*Task requirements*:
Locate and copy each line in the data that contains the word "history".

*Dataset extract*:
──────────
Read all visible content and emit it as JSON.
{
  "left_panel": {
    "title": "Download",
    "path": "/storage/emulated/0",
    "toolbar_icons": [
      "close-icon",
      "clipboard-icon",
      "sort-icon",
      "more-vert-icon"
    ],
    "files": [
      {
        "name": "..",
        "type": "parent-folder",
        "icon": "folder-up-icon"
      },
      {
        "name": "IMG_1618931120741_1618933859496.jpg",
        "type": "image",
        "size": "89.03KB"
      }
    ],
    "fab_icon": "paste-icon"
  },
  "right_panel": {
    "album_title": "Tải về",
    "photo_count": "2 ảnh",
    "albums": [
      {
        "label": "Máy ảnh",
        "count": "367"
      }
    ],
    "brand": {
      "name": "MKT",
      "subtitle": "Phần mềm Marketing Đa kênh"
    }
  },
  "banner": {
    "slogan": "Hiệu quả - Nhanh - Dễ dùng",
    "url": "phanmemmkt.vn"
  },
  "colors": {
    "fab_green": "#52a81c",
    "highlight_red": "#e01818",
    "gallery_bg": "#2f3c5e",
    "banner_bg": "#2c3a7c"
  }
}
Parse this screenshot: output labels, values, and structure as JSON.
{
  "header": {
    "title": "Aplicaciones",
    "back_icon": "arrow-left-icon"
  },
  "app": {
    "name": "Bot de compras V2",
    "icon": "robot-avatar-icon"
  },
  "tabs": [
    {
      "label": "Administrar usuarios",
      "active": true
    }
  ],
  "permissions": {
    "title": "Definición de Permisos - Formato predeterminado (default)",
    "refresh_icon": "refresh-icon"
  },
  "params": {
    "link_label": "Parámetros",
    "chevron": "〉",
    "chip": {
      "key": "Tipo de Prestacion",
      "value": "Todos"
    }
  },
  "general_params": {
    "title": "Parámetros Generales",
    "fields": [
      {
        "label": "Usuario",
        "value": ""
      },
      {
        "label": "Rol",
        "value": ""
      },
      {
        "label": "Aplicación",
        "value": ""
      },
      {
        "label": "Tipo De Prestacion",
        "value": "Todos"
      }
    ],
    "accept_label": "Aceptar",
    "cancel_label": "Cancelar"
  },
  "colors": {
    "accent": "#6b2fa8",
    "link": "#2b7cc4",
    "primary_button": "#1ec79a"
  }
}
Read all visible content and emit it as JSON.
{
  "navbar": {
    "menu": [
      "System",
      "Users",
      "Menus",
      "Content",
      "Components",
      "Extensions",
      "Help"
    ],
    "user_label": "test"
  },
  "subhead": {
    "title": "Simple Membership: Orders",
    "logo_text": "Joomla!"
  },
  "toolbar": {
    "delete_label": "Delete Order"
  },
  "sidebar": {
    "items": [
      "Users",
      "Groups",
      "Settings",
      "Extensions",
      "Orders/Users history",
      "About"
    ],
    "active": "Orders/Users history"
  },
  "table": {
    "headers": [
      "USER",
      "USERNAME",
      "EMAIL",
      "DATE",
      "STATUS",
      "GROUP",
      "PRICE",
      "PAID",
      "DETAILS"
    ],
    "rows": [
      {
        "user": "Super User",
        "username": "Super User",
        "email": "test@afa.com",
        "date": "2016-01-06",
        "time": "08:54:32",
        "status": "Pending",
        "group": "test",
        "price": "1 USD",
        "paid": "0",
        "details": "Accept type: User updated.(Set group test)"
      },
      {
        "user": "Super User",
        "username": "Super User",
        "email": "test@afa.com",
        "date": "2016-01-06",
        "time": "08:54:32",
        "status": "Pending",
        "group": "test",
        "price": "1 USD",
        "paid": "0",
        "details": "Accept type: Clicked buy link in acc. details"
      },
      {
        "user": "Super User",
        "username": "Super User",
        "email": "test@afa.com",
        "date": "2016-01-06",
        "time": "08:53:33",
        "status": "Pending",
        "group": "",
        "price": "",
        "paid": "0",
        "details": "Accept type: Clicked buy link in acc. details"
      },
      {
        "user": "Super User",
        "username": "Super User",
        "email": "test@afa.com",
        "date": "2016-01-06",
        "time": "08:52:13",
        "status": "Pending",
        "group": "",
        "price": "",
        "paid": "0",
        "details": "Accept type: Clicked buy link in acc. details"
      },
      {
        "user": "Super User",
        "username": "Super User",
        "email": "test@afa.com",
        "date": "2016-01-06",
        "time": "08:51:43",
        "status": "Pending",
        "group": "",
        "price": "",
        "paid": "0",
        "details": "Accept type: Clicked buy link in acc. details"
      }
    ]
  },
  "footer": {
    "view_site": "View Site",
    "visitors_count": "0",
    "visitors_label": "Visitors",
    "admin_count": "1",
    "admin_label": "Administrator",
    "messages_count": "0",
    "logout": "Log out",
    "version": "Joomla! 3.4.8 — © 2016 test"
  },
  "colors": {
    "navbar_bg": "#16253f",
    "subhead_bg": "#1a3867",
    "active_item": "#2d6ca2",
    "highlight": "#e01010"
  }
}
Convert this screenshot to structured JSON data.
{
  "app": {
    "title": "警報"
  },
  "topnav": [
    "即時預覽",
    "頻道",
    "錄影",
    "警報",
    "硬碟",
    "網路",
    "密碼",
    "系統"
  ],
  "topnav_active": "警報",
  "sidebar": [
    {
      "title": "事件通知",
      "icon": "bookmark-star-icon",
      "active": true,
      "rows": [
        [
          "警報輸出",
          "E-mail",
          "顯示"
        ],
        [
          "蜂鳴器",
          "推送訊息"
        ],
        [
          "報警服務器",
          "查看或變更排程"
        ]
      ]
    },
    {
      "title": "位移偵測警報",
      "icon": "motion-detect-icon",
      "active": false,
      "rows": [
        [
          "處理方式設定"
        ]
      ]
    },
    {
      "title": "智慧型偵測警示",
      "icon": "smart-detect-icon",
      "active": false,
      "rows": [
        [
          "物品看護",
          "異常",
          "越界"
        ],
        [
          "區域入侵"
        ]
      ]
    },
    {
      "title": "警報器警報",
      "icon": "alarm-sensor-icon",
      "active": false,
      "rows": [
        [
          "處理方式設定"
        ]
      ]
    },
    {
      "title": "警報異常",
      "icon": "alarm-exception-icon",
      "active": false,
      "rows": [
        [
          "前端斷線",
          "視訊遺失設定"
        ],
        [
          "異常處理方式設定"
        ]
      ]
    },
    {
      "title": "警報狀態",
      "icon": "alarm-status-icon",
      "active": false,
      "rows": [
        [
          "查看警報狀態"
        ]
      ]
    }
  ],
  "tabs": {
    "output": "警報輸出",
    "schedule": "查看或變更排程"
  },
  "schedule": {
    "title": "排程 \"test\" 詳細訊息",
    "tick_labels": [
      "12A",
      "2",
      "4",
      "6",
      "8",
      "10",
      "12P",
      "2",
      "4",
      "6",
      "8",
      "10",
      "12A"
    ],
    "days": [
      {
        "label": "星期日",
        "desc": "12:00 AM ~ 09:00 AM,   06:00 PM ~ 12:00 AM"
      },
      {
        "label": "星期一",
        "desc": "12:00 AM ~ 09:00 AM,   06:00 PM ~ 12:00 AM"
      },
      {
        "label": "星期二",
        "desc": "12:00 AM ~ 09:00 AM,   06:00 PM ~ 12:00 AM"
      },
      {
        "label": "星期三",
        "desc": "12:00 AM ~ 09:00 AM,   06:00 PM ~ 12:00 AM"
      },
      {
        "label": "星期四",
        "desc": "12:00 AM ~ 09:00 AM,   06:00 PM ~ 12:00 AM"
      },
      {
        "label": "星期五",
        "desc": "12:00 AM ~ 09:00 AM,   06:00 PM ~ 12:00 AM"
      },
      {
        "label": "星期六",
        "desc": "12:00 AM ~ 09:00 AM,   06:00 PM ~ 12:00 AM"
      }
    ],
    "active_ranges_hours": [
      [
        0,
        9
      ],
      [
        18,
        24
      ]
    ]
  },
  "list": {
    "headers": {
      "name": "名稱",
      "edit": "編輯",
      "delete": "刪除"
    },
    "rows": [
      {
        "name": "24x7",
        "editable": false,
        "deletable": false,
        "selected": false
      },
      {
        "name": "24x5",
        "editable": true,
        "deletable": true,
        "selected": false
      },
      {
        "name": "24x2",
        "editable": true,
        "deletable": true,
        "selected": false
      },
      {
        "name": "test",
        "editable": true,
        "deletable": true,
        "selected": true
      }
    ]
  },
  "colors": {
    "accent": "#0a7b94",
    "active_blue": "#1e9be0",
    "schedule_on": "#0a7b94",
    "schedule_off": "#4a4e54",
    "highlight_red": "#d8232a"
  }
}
──────────
*Exercise output*:
      "Orders/Users history",
    "active": "Orders/Users history"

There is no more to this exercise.